» EXERCISE AIM
Pictures should be excluded; otherwise, copy every entry exactly.

» ROWS
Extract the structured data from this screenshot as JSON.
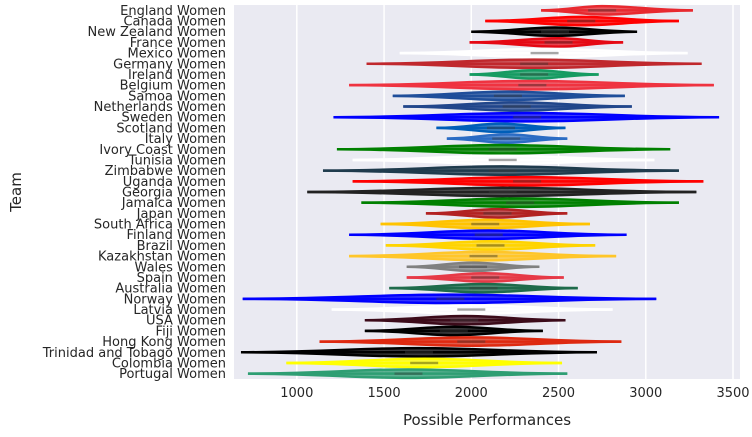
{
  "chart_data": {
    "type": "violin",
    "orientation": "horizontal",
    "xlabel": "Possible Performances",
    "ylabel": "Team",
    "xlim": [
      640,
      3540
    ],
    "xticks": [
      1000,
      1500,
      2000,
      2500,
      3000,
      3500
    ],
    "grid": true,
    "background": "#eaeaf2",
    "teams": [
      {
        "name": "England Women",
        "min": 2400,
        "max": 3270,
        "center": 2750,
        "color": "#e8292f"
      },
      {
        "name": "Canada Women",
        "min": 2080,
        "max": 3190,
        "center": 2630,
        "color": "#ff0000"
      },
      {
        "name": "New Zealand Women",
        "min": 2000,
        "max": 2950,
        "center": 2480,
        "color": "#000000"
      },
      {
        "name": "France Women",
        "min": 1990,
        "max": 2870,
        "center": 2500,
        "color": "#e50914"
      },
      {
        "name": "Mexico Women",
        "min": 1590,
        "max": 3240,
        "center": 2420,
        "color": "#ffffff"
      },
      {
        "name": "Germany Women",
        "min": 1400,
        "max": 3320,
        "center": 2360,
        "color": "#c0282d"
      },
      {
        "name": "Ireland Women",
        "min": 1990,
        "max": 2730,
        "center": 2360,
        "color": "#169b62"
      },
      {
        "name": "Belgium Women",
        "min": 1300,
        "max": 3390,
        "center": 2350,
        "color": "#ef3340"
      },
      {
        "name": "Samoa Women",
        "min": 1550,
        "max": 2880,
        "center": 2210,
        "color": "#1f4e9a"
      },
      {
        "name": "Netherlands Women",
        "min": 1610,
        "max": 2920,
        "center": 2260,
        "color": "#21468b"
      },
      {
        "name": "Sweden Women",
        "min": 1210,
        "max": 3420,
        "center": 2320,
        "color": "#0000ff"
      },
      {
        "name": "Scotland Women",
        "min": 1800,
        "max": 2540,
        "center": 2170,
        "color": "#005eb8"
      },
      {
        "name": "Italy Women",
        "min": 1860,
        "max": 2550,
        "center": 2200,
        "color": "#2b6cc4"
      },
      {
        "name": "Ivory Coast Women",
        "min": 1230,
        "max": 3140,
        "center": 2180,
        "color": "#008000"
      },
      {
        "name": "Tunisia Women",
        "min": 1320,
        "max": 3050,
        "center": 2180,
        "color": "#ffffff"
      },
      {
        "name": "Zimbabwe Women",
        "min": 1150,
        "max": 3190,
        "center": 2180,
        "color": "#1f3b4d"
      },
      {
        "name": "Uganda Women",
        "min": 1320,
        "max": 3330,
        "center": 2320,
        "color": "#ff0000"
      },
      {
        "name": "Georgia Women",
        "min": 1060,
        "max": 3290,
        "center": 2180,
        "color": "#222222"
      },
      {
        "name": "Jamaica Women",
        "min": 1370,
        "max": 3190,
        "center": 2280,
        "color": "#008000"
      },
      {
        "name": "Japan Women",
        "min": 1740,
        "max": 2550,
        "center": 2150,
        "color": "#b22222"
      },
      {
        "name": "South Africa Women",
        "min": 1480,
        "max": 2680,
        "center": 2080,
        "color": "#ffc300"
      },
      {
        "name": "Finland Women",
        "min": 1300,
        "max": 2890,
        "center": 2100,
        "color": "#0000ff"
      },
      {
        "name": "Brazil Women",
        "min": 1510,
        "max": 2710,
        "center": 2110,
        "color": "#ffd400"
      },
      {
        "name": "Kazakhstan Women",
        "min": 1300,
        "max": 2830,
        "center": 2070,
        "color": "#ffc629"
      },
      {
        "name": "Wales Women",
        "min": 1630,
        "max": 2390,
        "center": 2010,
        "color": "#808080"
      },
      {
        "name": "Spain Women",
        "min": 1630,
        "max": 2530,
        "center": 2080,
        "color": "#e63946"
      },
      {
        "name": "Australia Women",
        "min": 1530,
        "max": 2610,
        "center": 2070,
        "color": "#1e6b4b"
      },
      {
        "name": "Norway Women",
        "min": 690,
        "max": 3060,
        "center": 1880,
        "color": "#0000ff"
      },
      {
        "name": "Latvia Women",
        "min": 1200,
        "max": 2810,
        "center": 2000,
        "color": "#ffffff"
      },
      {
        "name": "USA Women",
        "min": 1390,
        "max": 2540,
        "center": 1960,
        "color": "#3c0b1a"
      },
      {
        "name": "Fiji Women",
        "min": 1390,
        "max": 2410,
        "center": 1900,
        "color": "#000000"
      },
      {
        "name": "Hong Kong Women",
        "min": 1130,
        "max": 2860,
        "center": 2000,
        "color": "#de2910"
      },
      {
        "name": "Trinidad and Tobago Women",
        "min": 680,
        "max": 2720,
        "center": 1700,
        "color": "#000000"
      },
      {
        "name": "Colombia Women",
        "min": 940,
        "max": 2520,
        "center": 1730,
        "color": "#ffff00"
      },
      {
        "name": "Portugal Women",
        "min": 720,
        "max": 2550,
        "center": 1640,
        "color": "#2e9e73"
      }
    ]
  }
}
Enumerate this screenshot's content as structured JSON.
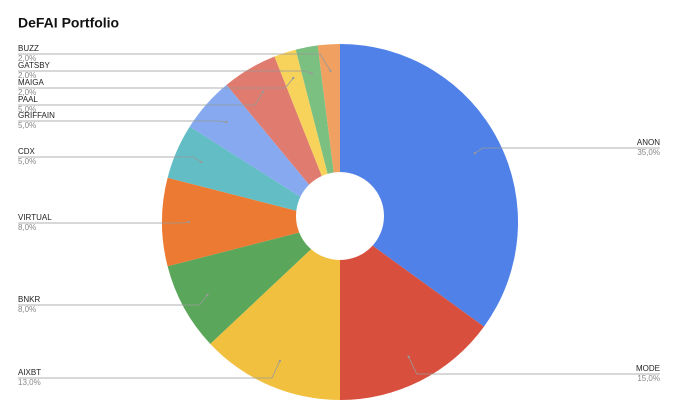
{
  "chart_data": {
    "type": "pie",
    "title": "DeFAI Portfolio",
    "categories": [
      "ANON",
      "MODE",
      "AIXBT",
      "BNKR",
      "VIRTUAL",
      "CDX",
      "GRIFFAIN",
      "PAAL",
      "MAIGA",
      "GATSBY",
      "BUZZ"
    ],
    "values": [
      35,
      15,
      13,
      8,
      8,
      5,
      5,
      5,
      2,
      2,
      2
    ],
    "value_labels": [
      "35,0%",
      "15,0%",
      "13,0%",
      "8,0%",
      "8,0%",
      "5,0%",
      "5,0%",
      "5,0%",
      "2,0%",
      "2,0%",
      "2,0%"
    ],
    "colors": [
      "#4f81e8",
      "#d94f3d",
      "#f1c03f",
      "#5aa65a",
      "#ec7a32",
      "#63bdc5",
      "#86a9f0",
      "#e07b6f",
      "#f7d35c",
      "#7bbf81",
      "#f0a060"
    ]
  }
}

» ANSWER TO THE PROBLEM
Extract the structured data from this screenshot as JSON.
{
  "chart_data": {
    "type": "violin",
    "orientation": "horizontal",
    "xlabel": "Possible Performances",
    "ylabel": "Team",
    "xlim": [
      640,
      3540
    ],
    "xticks": [
      1000,
      1500,
      2000,
      2500,
      3000,
      3500
    ],
    "grid": true,
    "background": "#eaeaf2",
    "teams": [
      {
        "name": "England Women",
        "min": 2400,
        "max": 3270,
        "center": 2750,
        "color": "#e8292f"
      },
      {
        "name": "Canada Women",
        "min": 2080,
        "max": 3190,
        "center": 2630,
        "color": "#ff0000"
      },
      {
        "name": "New Zealand Women",
        "min": 2000,
        "max": 2950,
        "center": 2480,
        "color": "#000000"
      },
      {
        "name": "France Women",
        "min": 1990,
        "max": 2870,
        "center": 2500,
        "color": "#e50914"
      },
      {
        "name": "Mexico Women",
        "min": 1590,
        "max": 3240,
        "center": 2420,
        "color": "#ffffff"
      },
      {
        "name": "Germany Women",
        "min": 1400,
        "max": 3320,
        "center": 2360,
        "color": "#c0282d"
      },
      {
        "name": "Ireland Women",
        "min": 1990,
        "max": 2730,
        "center": 2360,
        "color": "#169b62"
      },
      {
        "name": "Belgium Women",
        "min": 1300,
        "max": 3390,
        "center": 2350,
        "color": "#ef3340"
      },
      {
        "name": "Samoa Women",
        "min": 1550,
        "max": 2880,
        "center": 2210,
        "color": "#1f4e9a"
      },
      {
        "name": "Netherlands Women",
        "min": 1610,
        "max": 2920,
        "center": 2260,
        "color": "#21468b"
      },
      {
        "name": "Sweden Women",
        "min": 1210,
        "max": 3420,
        "center": 2320,
        "color": "#0000ff"
      },
      {
        "name": "Scotland Women",
        "min": 1800,
        "max": 2540,
        "center": 2170,
        "color": "#005eb8"
      },
      {
        "name": "Italy Women",
        "min": 1860,
        "max": 2550,
        "center": 2200,
        "color": "#2b6cc4"
      },
      {
        "name": "Ivory Coast Women",
        "min": 1230,
        "max": 3140,
        "center": 2180,
        "color": "#008000"
      },
      {
        "name": "Tunisia Women",
        "min": 1320,
        "max": 3050,
        "center": 2180,
        "color": "#ffffff"
      },
      {
        "name": "Zimbabwe Women",
        "min": 1150,
        "max": 3190,
        "center": 2180,
        "color": "#1f3b4d"
      },
      {
        "name": "Uganda Women",
        "min": 1320,
        "max": 3330,
        "center": 2320,
        "color": "#ff0000"
      },
      {
        "name": "Georgia Women",
        "min": 1060,
        "max": 3290,
        "center": 2180,
        "color": "#222222"
      },
      {
        "name": "Jamaica Women",
        "min": 1370,
        "max": 3190,
        "center": 2280,
        "color": "#008000"
      },
      {
        "name": "Japan Women",
        "min": 1740,
        "max": 2550,
        "center": 2150,
        "color": "#b22222"
      },
      {
        "name": "South Africa Women",
        "min": 1480,
        "max": 2680,
        "center": 2080,
        "color": "#ffc300"
      },
      {
        "name": "Finland Women",
        "min": 1300,
        "max": 2890,
        "center": 2100,
        "color": "#0000ff"
      },
      {
        "name": "Brazil Women",
        "min": 1510,
        "max": 2710,
        "center": 2110,
        "color": "#ffd400"
      },
      {
        "name": "Kazakhstan Women",
        "min": 1300,
        "max": 2830,
        "center": 2070,
        "color": "#ffc629"
      },
      {
        "name": "Wales Women",
        "min": 1630,
        "max": 2390,
        "center": 2010,
        "color": "#808080"
      },
      {
        "name": "Spain Women",
        "min": 1630,
        "max": 2530,
        "center": 2080,
        "color": "#e63946"
      },
      {
        "name": "Australia Women",
        "min": 1530,
        "max": 2610,
        "center": 2070,
        "color": "#1e6b4b"
      },
      {
        "name": "Norway Women",
        "min": 690,
        "max": 3060,
        "center": 1880,
        "color": "#0000ff"
      },
      {
        "name": "Latvia Women",
        "min": 1200,
        "max": 2810,
        "center": 2000,
        "color": "#ffffff"
      },
      {
        "name": "USA Women",
        "min": 1390,
        "max": 2540,
        "center": 1960,
        "color": "#3c0b1a"
      },
      {
        "name": "Fiji Women",
        "min": 1390,
        "max": 2410,
        "center": 1900,
        "color": "#000000"
      },
      {
        "name": "Hong Kong Women",
        "min": 1130,
        "max": 2860,
        "center": 2000,
        "color": "#de2910"
      },
      {
        "name": "Trinidad and Tobago Women",
        "min": 680,
        "max": 2720,
        "center": 1700,
        "color": "#000000"
      },
      {
        "name": "Colombia Women",
        "min": 940,
        "max": 2520,
        "center": 1730,
        "color": "#ffff00"
      },
      {
        "name": "Portugal Women",
        "min": 720,
        "max": 2550,
        "center": 1640,
        "color": "#2e9e73"
      }
    ]
  }
}
Enumerate this screenshot's content as structured JSON.
{
  "chart_data": {
    "type": "pie",
    "title": "DeFAI Portfolio",
    "categories": [
      "ANON",
      "MODE",
      "AIXBT",
      "BNKR",
      "VIRTUAL",
      "CDX",
      "GRIFFAIN",
      "PAAL",
      "MAIGA",
      "GATSBY",
      "BUZZ"
    ],
    "values": [
      35,
      15,
      13,
      8,
      8,
      5,
      5,
      5,
      2,
      2,
      2
    ],
    "value_labels": [
      "35,0%",
      "15,0%",
      "13,0%",
      "8,0%",
      "8,0%",
      "5,0%",
      "5,0%",
      "5,0%",
      "2,0%",
      "2,0%",
      "2,0%"
    ],
    "colors": [
      "#4f81e8",
      "#d94f3d",
      "#f1c03f",
      "#5aa65a",
      "#ec7a32",
      "#63bdc5",
      "#86a9f0",
      "#e07b6f",
      "#f7d35c",
      "#7bbf81",
      "#f0a060"
    ]
  }
}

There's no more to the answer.